The request:
Go through the records underneath and count the lines that include the string "stay". Give nothing but the number.

Data provided:
_ _ _ _ _

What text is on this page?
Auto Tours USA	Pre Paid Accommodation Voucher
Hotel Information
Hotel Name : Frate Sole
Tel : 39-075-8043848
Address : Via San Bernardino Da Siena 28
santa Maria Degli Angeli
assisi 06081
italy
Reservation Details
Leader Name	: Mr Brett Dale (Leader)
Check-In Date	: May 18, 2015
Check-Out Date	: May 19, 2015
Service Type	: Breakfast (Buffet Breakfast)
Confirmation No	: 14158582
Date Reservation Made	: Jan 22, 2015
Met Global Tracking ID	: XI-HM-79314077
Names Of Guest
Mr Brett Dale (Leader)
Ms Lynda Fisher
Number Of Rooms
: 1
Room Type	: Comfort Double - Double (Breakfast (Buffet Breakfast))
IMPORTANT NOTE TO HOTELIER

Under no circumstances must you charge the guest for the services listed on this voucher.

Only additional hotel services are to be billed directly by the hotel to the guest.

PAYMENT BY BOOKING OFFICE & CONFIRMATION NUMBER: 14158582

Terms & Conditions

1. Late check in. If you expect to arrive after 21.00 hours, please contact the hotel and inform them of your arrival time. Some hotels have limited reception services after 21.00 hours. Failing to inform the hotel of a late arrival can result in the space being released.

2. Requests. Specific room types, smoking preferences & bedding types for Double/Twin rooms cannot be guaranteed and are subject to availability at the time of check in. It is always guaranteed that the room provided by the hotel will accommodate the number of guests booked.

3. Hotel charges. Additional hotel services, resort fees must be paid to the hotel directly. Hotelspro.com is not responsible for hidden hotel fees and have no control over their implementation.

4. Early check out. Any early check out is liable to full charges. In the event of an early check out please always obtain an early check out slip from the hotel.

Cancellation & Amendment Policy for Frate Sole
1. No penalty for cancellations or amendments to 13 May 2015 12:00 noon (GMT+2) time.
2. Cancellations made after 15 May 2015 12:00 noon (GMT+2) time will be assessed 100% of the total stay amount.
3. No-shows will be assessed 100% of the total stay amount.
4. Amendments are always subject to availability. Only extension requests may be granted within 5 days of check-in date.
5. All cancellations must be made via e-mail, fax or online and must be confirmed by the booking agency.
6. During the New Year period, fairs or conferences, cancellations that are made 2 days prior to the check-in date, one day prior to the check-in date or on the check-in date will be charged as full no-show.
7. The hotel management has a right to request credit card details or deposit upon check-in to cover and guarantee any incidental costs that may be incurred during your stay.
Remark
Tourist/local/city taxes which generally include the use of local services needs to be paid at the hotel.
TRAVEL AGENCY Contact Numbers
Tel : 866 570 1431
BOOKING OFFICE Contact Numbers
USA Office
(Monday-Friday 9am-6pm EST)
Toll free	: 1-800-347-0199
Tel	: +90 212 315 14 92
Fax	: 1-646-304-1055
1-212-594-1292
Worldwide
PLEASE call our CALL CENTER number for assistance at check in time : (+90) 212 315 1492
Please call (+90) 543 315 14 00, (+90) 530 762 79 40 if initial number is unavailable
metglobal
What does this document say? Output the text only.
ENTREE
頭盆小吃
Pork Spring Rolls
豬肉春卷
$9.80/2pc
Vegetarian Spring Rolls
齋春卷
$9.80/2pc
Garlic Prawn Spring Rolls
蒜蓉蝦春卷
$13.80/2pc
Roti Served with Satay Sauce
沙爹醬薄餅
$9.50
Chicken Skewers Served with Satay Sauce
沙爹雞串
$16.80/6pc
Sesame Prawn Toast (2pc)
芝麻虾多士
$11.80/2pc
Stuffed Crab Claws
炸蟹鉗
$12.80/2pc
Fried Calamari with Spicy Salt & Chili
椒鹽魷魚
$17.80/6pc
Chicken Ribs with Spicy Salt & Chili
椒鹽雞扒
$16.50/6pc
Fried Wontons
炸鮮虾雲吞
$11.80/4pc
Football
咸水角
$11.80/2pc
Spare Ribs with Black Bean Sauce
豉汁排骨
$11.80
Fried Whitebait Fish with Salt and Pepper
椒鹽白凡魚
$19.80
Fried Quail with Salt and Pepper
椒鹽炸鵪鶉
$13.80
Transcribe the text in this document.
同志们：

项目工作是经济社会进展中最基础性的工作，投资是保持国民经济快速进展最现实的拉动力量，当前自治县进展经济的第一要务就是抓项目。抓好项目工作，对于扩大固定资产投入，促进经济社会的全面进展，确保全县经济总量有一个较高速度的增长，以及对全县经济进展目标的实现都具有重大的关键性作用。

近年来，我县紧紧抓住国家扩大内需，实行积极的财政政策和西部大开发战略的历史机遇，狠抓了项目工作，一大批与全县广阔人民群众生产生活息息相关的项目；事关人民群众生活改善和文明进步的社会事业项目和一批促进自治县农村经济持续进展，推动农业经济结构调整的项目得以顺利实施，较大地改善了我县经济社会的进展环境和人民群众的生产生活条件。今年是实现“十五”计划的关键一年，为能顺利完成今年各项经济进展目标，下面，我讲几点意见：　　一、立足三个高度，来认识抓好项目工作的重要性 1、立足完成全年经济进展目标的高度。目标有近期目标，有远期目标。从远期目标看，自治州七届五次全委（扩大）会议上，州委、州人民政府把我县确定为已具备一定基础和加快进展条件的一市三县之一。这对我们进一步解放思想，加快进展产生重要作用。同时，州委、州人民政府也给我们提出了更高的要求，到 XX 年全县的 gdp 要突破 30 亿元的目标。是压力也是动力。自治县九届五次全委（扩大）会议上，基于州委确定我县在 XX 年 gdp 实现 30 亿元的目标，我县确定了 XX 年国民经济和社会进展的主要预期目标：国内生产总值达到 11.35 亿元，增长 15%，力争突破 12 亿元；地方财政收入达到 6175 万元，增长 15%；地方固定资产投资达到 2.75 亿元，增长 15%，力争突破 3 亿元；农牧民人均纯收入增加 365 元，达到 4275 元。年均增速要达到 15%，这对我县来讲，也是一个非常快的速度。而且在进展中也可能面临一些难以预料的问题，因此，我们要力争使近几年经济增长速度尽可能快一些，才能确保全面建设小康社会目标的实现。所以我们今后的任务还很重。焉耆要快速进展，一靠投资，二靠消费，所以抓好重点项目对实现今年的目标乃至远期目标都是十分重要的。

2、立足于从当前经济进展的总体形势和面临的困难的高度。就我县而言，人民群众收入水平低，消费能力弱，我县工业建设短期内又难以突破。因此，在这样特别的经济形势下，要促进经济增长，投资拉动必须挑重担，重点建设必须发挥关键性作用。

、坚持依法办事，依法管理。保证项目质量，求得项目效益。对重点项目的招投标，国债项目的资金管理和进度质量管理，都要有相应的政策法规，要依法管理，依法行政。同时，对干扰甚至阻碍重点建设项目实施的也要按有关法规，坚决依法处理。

_ _ _ _ _

Solution for this task:
3